WHAT YOU ARE ASKED TO DO
Find each line with "株式会社チェングロウス" and copy it.

[START MATERIAL]

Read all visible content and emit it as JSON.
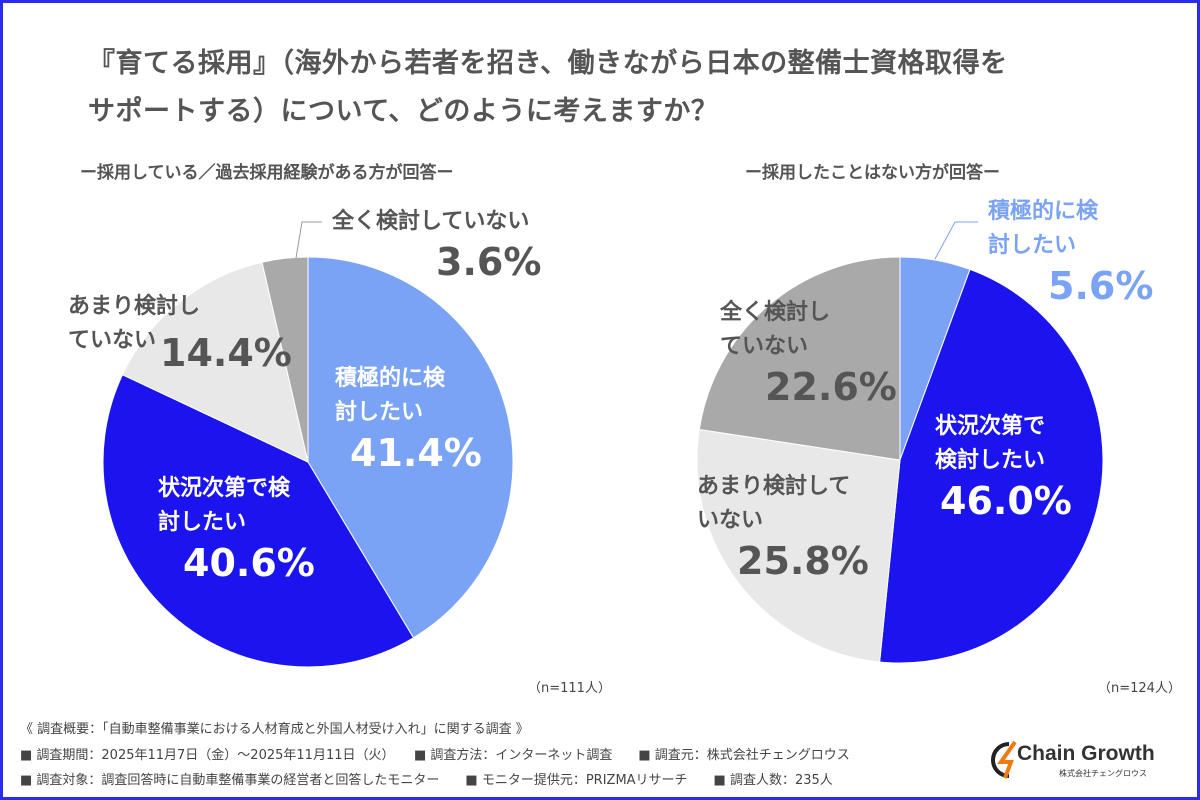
{
  "title_line1": "『育てる採用』（海外から若者を招き、働きながら日本の整備士資格取得を",
  "title_line2": "サポートする）について、どのように考えますか？",
  "colors": {
    "positive": "#7ba3f5",
    "situational": "#1b14ee",
    "little": "#e8e8e8",
    "none": "#a9a9a9",
    "frame": "#2b2bf0"
  },
  "chart_data": [
    {
      "type": "pie",
      "title": "ー採用している／過去採用経験がある方が回答ー",
      "note": "（n=111人）",
      "slices": [
        {
          "label": "積極的に検討したい",
          "value": 41.4,
          "display": "41.4%",
          "color": "#7ba3f5"
        },
        {
          "label": "状況次第で検討したい",
          "value": 40.6,
          "display": "40.6%",
          "color": "#1b14ee"
        },
        {
          "label": "あまり検討していない",
          "value": 14.4,
          "display": "14.4%",
          "color": "#e8e8e8"
        },
        {
          "label": "全く検討していない",
          "value": 3.6,
          "display": "3.6%",
          "color": "#a9a9a9"
        }
      ]
    },
    {
      "type": "pie",
      "title": "ー採用したことはない方が回答ー",
      "note": "（n=124人）",
      "slices": [
        {
          "label": "積極的に検討したい",
          "value": 5.6,
          "display": "5.6%",
          "color": "#7ba3f5"
        },
        {
          "label": "状況次第で検討したい",
          "value": 46.0,
          "display": "46.0%",
          "color": "#1b14ee"
        },
        {
          "label": "あまり検討していない",
          "value": 25.8,
          "display": "25.8%",
          "color": "#e8e8e8"
        },
        {
          "label": "全く検討していない",
          "value": 22.6,
          "display": "22.6%",
          "color": "#a9a9a9"
        }
      ]
    }
  ],
  "footer": {
    "line1": "《 調査概要：「自動車整備事業における人材育成と外国人材受け入れ」に関する調査 》",
    "line2": "■ 調査期間：2025年11月7日（金）～2025年11月11日（火）　　■ 調査方法：インターネット調査　　■ 調査元：株式会社チェングロウス",
    "line3": "■ 調査対象：調査回答時に自動車整備事業の経営者と回答したモニター　　■ モニター提供元：PRIZMAリサーチ　　■ 調査人数：235人"
  },
  "logo": {
    "name": "Chain Growth",
    "sub": "株式会社チェングロウス"
  }
}
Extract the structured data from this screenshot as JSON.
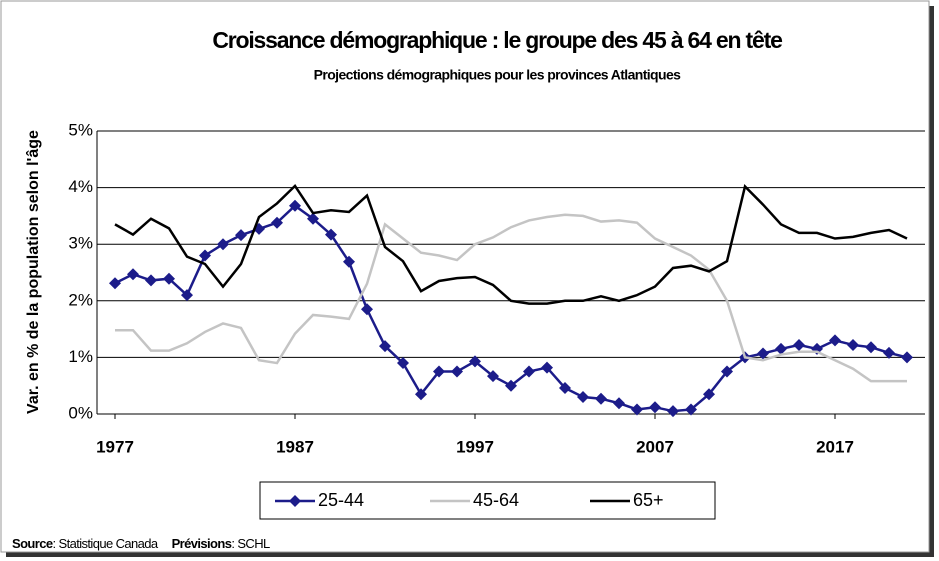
{
  "chart_data": {
    "type": "line",
    "title": "Croissance démographique : le groupe des 45 à 64 en tête",
    "subtitle": "Projections démographiques pour les provinces Atlantiques",
    "y_label": "Var. en % de la population selon l'âge",
    "x": [
      1977,
      1978,
      1979,
      1980,
      1981,
      1982,
      1983,
      1984,
      1985,
      1986,
      1987,
      1988,
      1989,
      1990,
      1991,
      1992,
      1993,
      1994,
      1995,
      1996,
      1997,
      1998,
      1999,
      2000,
      2001,
      2002,
      2003,
      2004,
      2005,
      2006,
      2007,
      2008,
      2009,
      2010,
      2011,
      2012,
      2013,
      2014,
      2015,
      2016,
      2017,
      2018,
      2019,
      2020,
      2021
    ],
    "xlim": [
      1976,
      2022
    ],
    "xticks": [
      1977,
      1987,
      1997,
      2007,
      2017
    ],
    "ylim": [
      0,
      5
    ],
    "yticks": [
      {
        "value": 0,
        "label": "0%"
      },
      {
        "value": 1,
        "label": "1%"
      },
      {
        "value": 2,
        "label": "2%"
      },
      {
        "value": 3,
        "label": "3%"
      },
      {
        "value": 4,
        "label": "4%"
      },
      {
        "value": 5,
        "label": "5%"
      }
    ],
    "grid": true,
    "legend": "bottom",
    "series": [
      {
        "name": "25-44",
        "color": "#1c1c8a",
        "marker": "diamond",
        "values": [
          2.31,
          2.47,
          2.36,
          2.39,
          2.1,
          2.8,
          3.0,
          3.16,
          3.27,
          3.38,
          3.68,
          3.45,
          3.17,
          2.69,
          1.85,
          1.2,
          0.9,
          0.35,
          0.75,
          0.75,
          0.93,
          0.67,
          0.5,
          0.75,
          0.82,
          0.46,
          0.3,
          0.27,
          0.19,
          0.08,
          0.12,
          0.05,
          0.08,
          0.35,
          0.75,
          1.0,
          1.07,
          1.15,
          1.22,
          1.15,
          1.3,
          1.22,
          1.18,
          1.08,
          1.0
        ]
      },
      {
        "name": "45-64",
        "color": "#c4c4c4",
        "values": [
          1.48,
          1.48,
          1.12,
          1.12,
          1.25,
          1.45,
          1.6,
          1.52,
          0.95,
          0.9,
          1.42,
          1.75,
          1.72,
          1.68,
          2.3,
          3.35,
          3.1,
          2.85,
          2.8,
          2.72,
          3.0,
          3.12,
          3.3,
          3.42,
          3.48,
          3.52,
          3.5,
          3.4,
          3.42,
          3.38,
          3.1,
          2.95,
          2.8,
          2.55,
          2.0,
          1.0,
          0.95,
          1.05,
          1.1,
          1.1,
          0.95,
          0.8,
          0.58,
          0.58,
          0.58
        ]
      },
      {
        "name": "65+",
        "color": "#000000",
        "values": [
          3.35,
          3.17,
          3.45,
          3.28,
          2.78,
          2.65,
          2.25,
          2.65,
          3.48,
          3.72,
          4.03,
          3.55,
          3.6,
          3.57,
          3.86,
          2.95,
          2.7,
          2.17,
          2.35,
          2.4,
          2.42,
          2.28,
          2.0,
          1.95,
          1.95,
          2.0,
          2.0,
          2.08,
          2.0,
          2.1,
          2.25,
          2.58,
          2.62,
          2.52,
          2.7,
          4.02,
          3.7,
          3.35,
          3.2,
          3.2,
          3.1,
          3.13,
          3.2,
          3.25,
          3.1
        ]
      }
    ],
    "source_label": "Source",
    "source": ": Statistique Canada",
    "forecast_label": "Prévisions",
    "forecast": ": SCHL"
  }
}
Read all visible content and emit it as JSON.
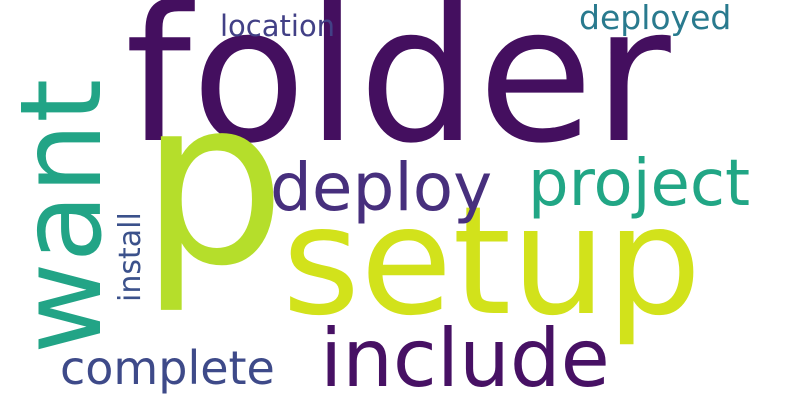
{
  "words": [
    {
      "text": "folder",
      "color": "#440f5f",
      "orientation": "horizontal"
    },
    {
      "text": "p",
      "color": "#b5de2b",
      "orientation": "horizontal"
    },
    {
      "text": "setup",
      "color": "#d2e21b",
      "orientation": "horizontal"
    },
    {
      "text": "want",
      "color": "#22a486",
      "orientation": "vertical"
    },
    {
      "text": "include",
      "color": "#471164",
      "orientation": "horizontal"
    },
    {
      "text": "deploy",
      "color": "#472f7d",
      "orientation": "horizontal"
    },
    {
      "text": "project",
      "color": "#21a685",
      "orientation": "horizontal"
    },
    {
      "text": "complete",
      "color": "#3e4a89",
      "orientation": "horizontal"
    },
    {
      "text": "install",
      "color": "#3b518b",
      "orientation": "vertical"
    },
    {
      "text": "location",
      "color": "#424086",
      "orientation": "horizontal"
    },
    {
      "text": "deployed",
      "color": "#297a8e",
      "orientation": "horizontal"
    }
  ]
}
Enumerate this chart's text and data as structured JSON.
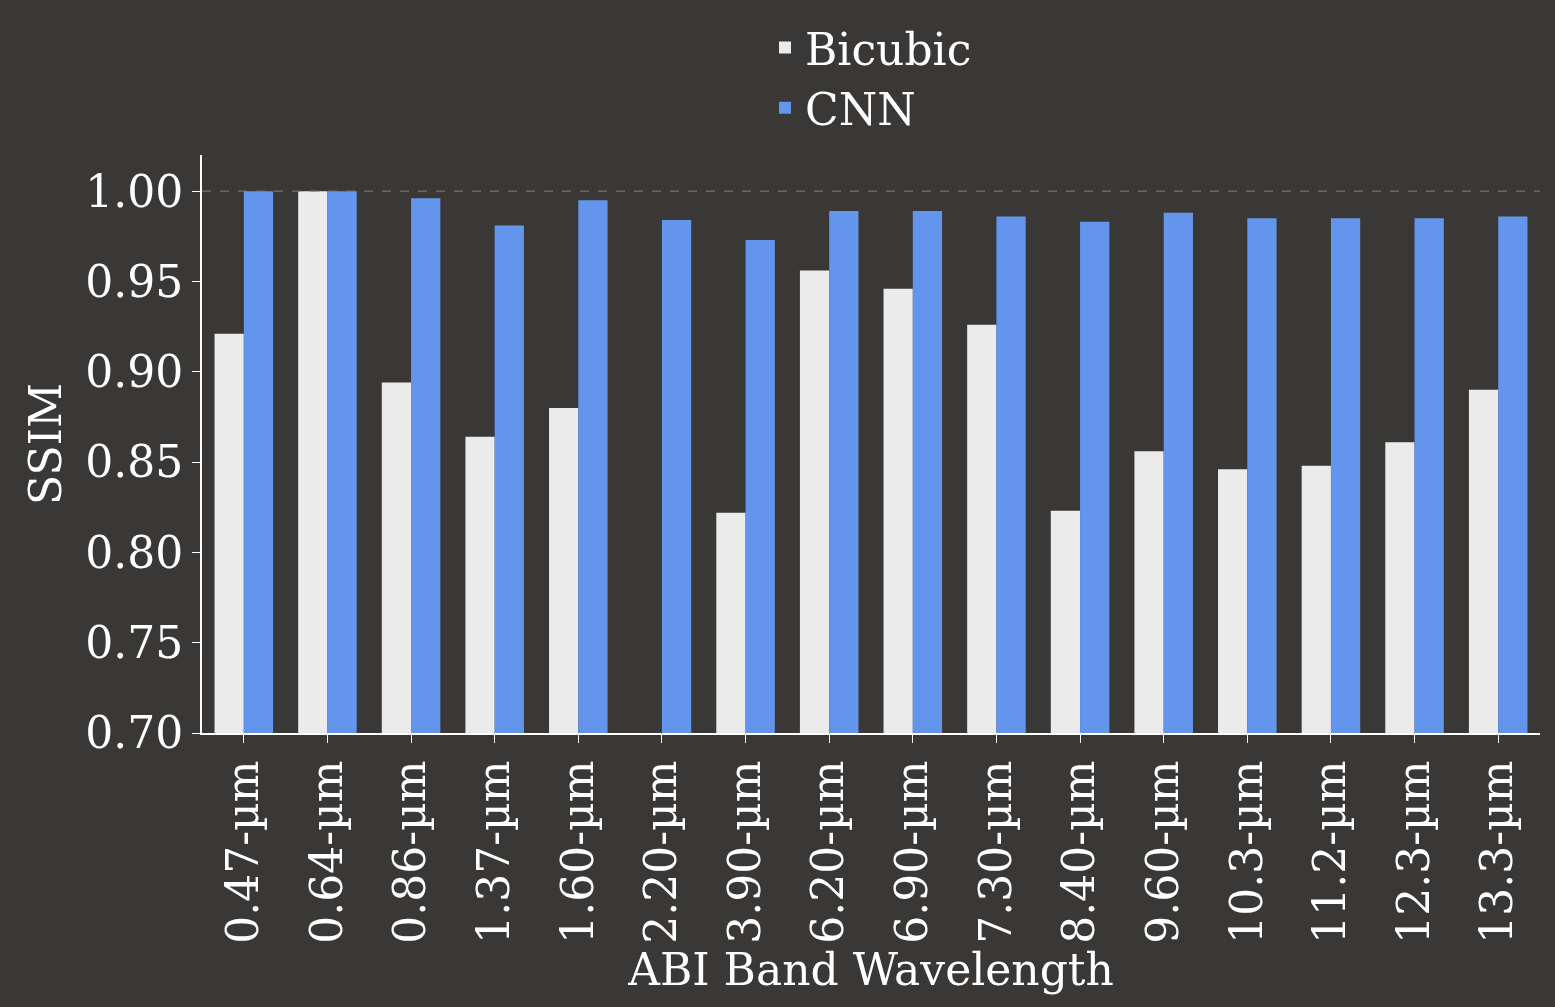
{
  "chart_data": {
    "type": "bar",
    "xlabel": "ABI Band Wavelength",
    "ylabel": "SSIM",
    "categories": [
      "0.47-µm",
      "0.64-µm",
      "0.86-µm",
      "1.37-µm",
      "1.60-µm",
      "2.20-µm",
      "3.90-µm",
      "6.20-µm",
      "6.90-µm",
      "7.30-µm",
      "8.40-µm",
      "9.60-µm",
      "10.3-µm",
      "11.2-µm",
      "12.3-µm",
      "13.3-µm"
    ],
    "series": [
      {
        "name": "Bicubic",
        "color": "#ebebeb",
        "values": [
          0.921,
          1.0,
          0.894,
          0.864,
          0.88,
          null,
          0.822,
          0.956,
          0.946,
          0.926,
          0.823,
          0.856,
          0.846,
          0.848,
          0.861,
          0.89
        ]
      },
      {
        "name": "CNN",
        "color": "#6495ed",
        "values": [
          1.0,
          1.0,
          0.996,
          0.981,
          0.995,
          0.984,
          0.973,
          0.989,
          0.989,
          0.986,
          0.983,
          0.988,
          0.985,
          0.985,
          0.985,
          0.986
        ]
      }
    ],
    "ylim": [
      0.7,
      1.02
    ],
    "yticks": [
      {
        "value": 0.7,
        "label": "0.70"
      },
      {
        "value": 0.75,
        "label": "0.75"
      },
      {
        "value": 0.8,
        "label": "0.80"
      },
      {
        "value": 0.85,
        "label": "0.85"
      },
      {
        "value": 0.9,
        "label": "0.90"
      },
      {
        "value": 0.95,
        "label": "0.95"
      },
      {
        "value": 1.0,
        "label": "1.00"
      }
    ],
    "ref_lines": [
      {
        "axis": "y",
        "value": 1.0,
        "color": "#808080",
        "line_style": "dashed"
      }
    ],
    "legend": "top"
  }
}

[END MATERIAL]

ANSWER TO THIS EXERCISE
    "line2": "■ 調査期間：2025年11月7日（金）～2025年11月11日（火）　　■ 調査方法：インターネット調査　　■ 調査元：株式会社チェングロウス",
    "sub": "株式会社チェングロウス"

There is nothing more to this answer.